Exercise prompt :: Identify every line in the records below that contains the word "IJssel", and copy each of those lines.

Supplied information ::
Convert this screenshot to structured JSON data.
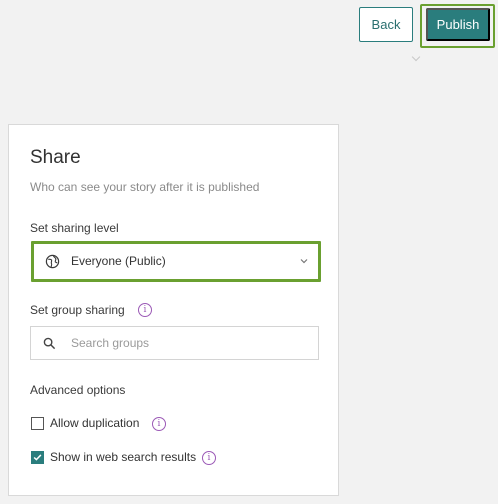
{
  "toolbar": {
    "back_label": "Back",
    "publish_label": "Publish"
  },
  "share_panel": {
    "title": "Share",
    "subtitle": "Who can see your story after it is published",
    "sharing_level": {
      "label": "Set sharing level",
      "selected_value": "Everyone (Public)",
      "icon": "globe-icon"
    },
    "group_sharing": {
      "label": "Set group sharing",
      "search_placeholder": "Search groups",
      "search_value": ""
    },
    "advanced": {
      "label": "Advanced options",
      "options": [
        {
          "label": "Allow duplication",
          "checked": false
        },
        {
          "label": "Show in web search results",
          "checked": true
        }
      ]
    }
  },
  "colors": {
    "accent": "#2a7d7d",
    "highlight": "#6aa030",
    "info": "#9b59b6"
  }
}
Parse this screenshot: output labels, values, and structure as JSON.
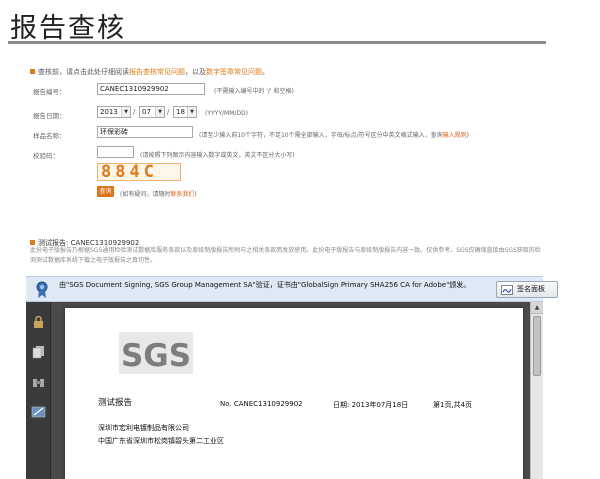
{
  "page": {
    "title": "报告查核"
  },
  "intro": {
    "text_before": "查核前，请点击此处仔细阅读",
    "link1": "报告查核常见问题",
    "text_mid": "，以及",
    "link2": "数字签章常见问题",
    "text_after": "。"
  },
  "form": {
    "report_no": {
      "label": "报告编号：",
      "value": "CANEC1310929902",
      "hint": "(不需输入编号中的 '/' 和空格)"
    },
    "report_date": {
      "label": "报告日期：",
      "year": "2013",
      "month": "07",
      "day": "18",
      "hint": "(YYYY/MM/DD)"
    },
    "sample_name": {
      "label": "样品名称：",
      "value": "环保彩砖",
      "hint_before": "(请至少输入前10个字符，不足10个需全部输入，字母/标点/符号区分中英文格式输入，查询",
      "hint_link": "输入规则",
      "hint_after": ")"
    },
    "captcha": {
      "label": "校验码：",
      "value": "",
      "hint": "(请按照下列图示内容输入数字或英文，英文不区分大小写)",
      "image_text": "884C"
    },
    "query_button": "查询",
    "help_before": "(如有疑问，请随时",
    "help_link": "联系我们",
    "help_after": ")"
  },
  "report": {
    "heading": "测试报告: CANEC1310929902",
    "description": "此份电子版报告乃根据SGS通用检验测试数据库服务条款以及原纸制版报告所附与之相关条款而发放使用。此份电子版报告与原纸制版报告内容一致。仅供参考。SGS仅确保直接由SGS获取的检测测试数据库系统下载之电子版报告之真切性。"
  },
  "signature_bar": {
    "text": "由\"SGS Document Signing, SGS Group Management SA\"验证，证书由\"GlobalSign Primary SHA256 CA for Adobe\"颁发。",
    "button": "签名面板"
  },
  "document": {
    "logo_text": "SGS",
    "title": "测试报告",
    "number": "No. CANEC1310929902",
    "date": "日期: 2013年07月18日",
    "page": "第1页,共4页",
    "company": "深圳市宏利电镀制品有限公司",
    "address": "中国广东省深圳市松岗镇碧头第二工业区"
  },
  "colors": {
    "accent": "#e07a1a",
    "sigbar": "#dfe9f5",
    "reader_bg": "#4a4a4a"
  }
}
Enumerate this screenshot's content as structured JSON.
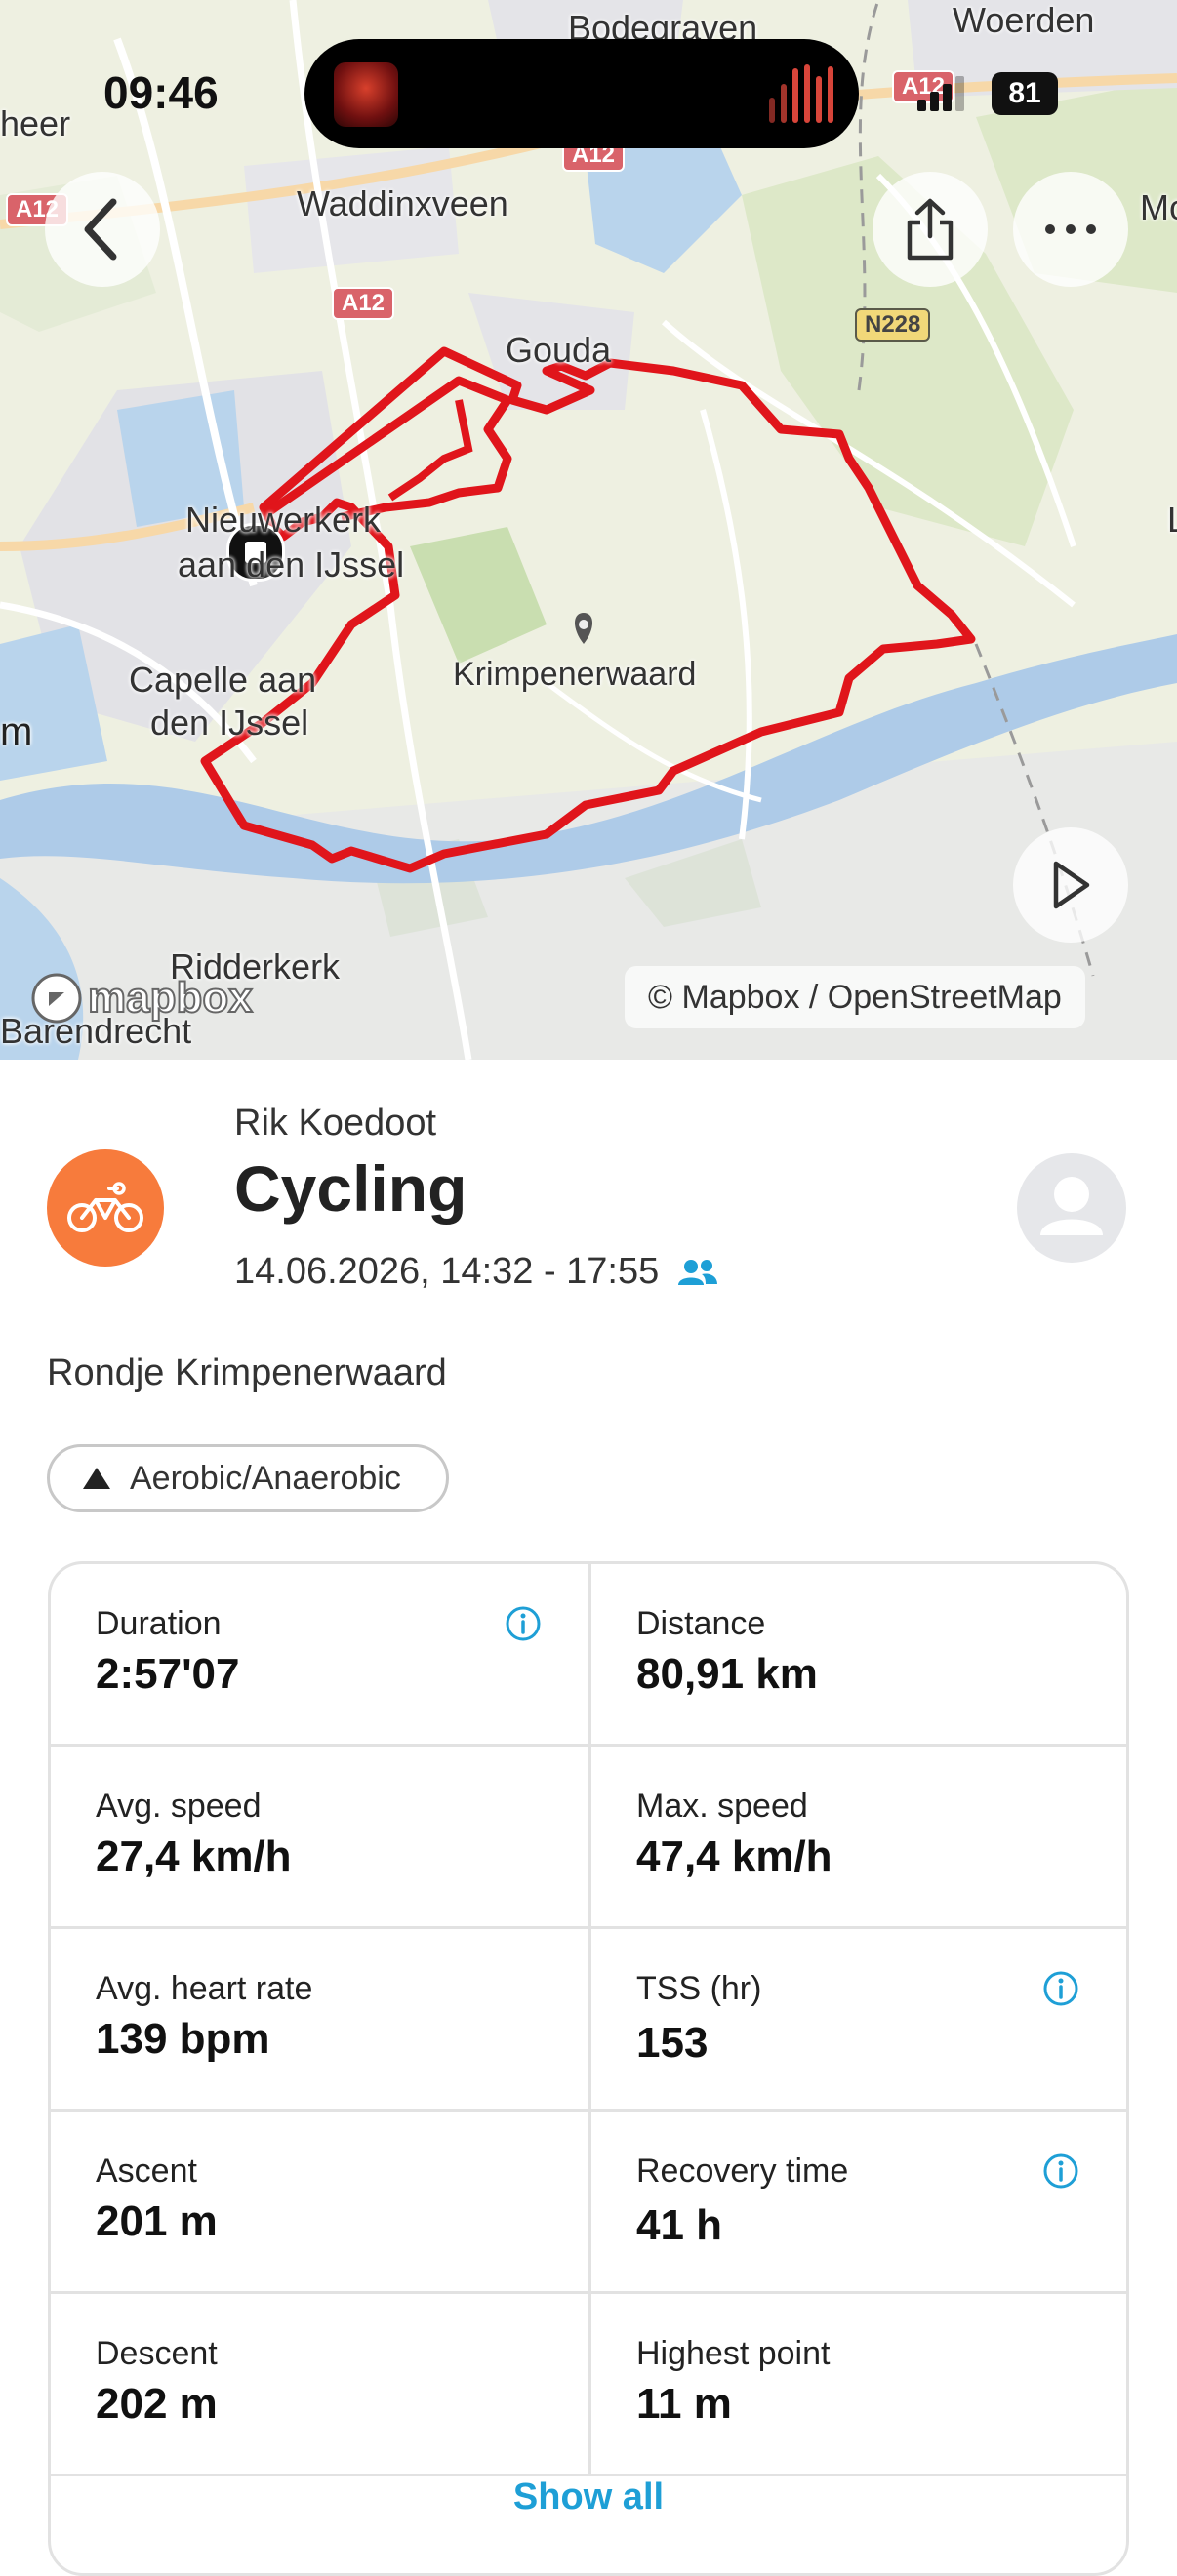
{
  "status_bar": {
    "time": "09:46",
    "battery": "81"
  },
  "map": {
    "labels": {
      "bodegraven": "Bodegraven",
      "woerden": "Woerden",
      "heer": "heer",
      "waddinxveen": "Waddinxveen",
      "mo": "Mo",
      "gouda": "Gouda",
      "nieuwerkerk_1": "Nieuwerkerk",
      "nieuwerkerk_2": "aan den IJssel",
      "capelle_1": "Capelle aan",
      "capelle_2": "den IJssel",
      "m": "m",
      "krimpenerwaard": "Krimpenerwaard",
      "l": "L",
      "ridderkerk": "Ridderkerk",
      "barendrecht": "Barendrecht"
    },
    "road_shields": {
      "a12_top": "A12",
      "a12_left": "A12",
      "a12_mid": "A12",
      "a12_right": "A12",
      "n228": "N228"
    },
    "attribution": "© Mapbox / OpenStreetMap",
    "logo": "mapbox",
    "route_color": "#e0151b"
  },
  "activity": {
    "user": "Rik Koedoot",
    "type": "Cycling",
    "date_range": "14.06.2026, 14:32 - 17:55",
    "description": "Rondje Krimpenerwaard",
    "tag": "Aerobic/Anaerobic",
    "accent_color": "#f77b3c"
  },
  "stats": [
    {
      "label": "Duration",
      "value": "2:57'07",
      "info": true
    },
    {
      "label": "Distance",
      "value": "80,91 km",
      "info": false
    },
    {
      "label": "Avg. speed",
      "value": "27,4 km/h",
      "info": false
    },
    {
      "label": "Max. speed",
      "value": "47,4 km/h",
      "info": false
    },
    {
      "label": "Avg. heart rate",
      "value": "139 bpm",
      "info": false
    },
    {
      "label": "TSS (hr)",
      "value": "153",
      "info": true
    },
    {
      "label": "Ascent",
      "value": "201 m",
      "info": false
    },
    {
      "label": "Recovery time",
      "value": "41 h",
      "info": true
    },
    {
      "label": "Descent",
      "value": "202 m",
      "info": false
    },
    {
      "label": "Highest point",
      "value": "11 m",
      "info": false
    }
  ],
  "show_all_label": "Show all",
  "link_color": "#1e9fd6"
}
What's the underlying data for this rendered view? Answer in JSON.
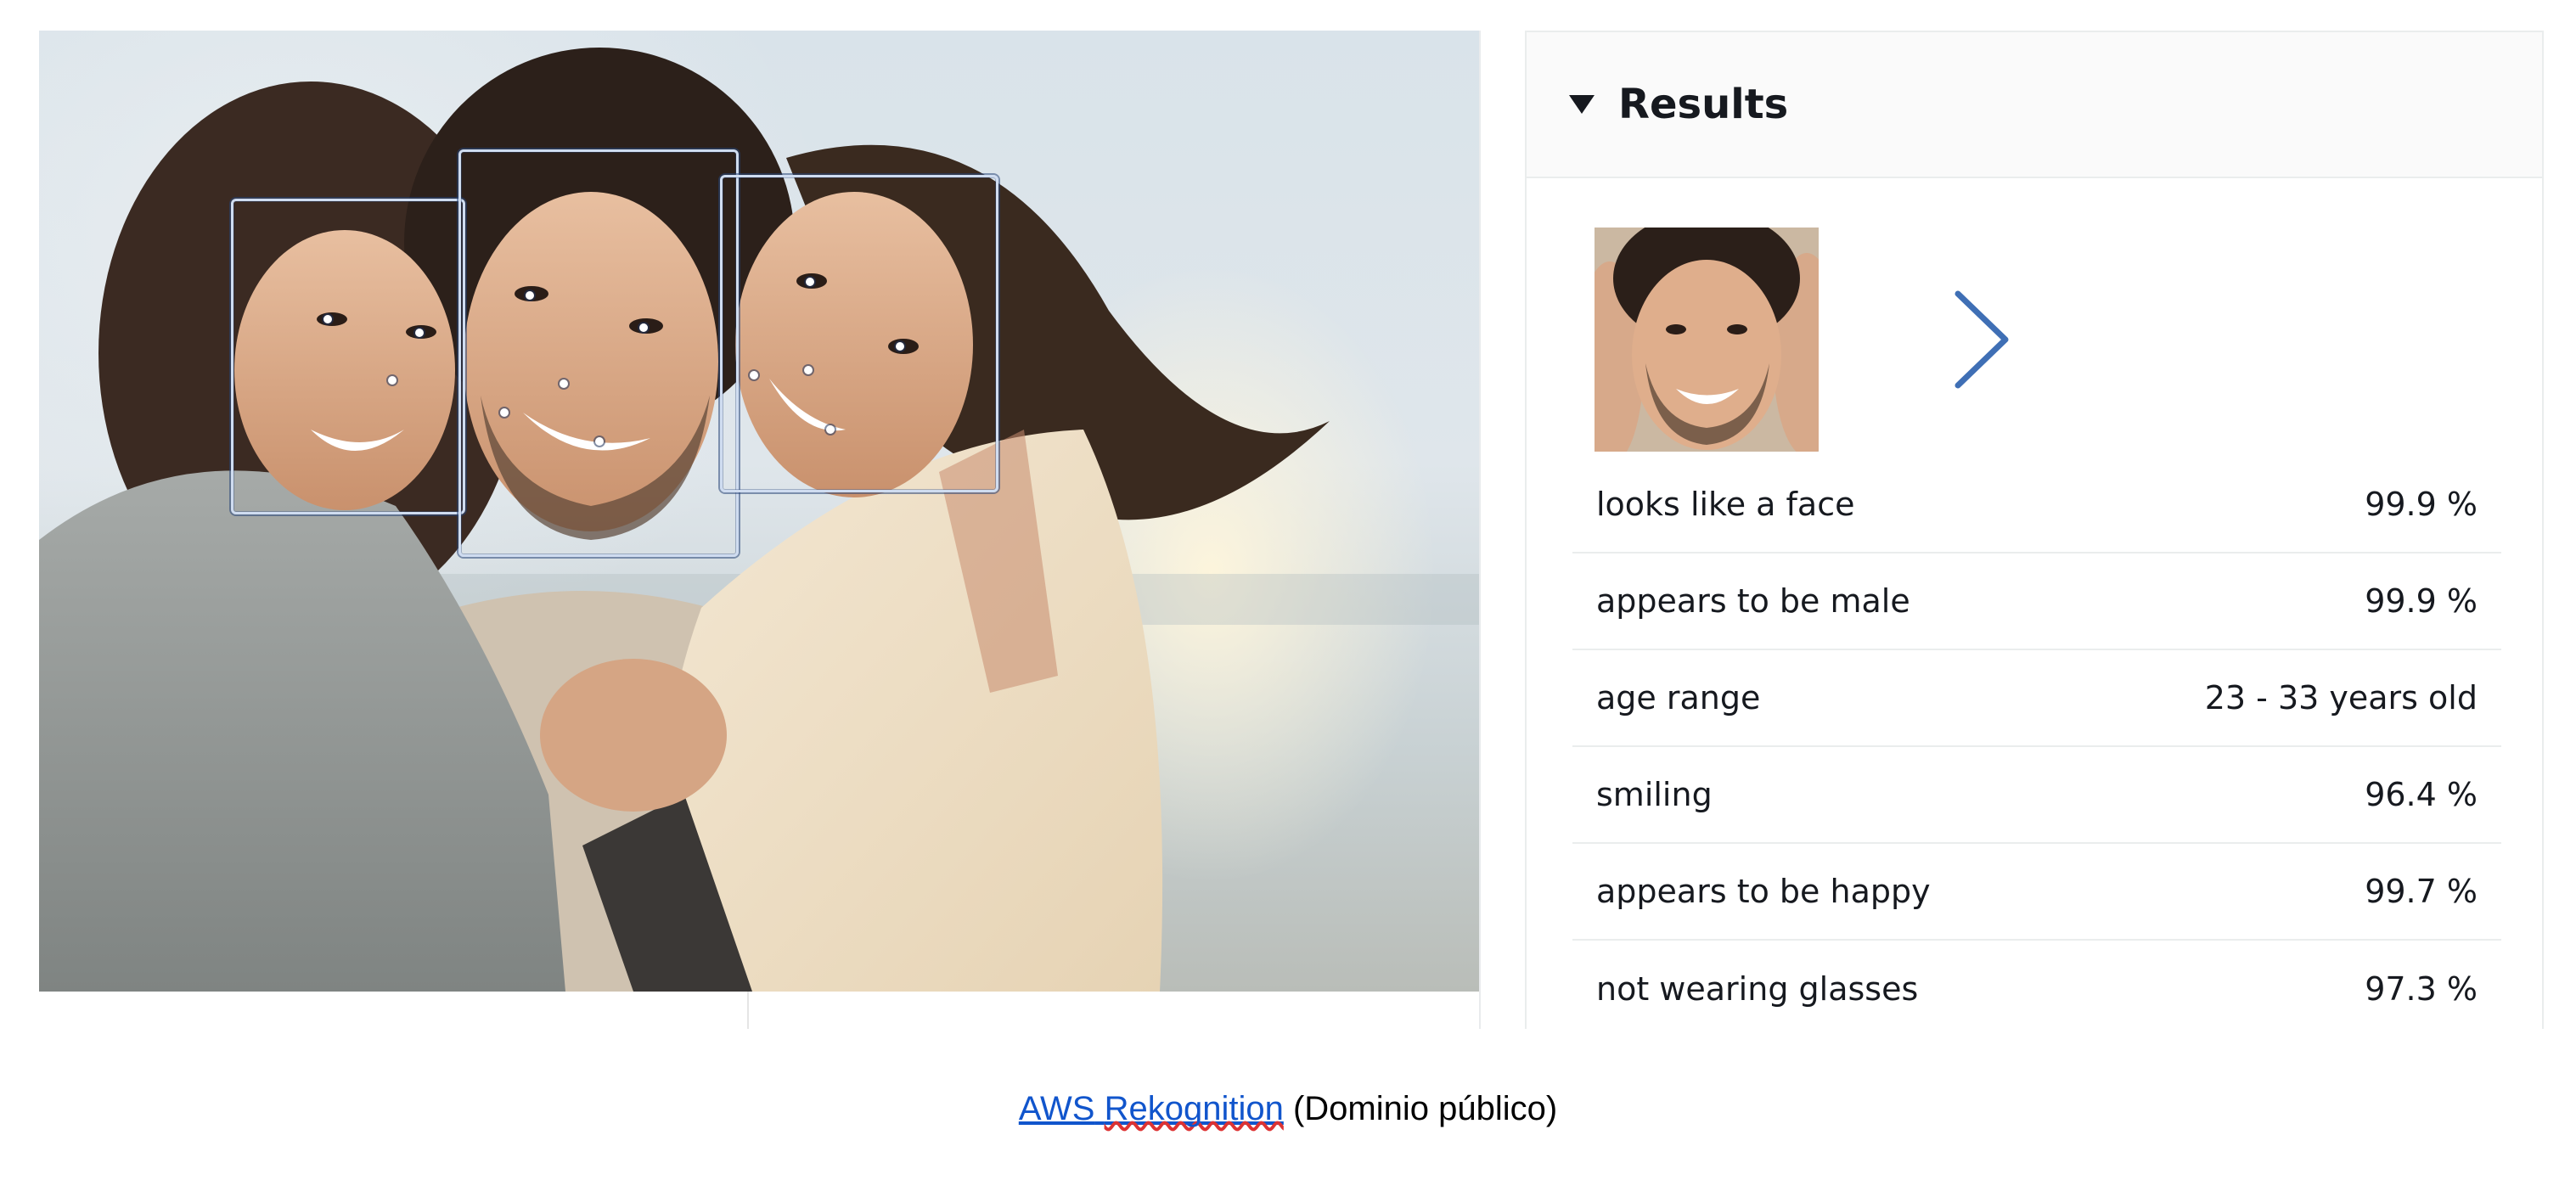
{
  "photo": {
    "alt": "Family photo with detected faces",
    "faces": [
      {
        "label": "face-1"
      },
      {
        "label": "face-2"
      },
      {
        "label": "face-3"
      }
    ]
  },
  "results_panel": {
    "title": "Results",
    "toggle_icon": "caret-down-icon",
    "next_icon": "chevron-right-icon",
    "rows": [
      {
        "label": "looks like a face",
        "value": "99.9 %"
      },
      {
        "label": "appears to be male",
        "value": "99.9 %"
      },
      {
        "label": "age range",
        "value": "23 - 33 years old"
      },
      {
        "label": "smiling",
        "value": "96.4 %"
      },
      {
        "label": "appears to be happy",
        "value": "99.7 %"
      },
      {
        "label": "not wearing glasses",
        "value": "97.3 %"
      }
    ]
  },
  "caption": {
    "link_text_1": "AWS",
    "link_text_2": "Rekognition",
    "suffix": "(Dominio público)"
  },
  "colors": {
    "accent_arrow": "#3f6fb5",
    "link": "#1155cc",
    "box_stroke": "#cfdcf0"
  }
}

Answer for this exercise ::
      "nieuwerkerk_2": "aan den IJssel",
      "capelle_2": "den IJssel",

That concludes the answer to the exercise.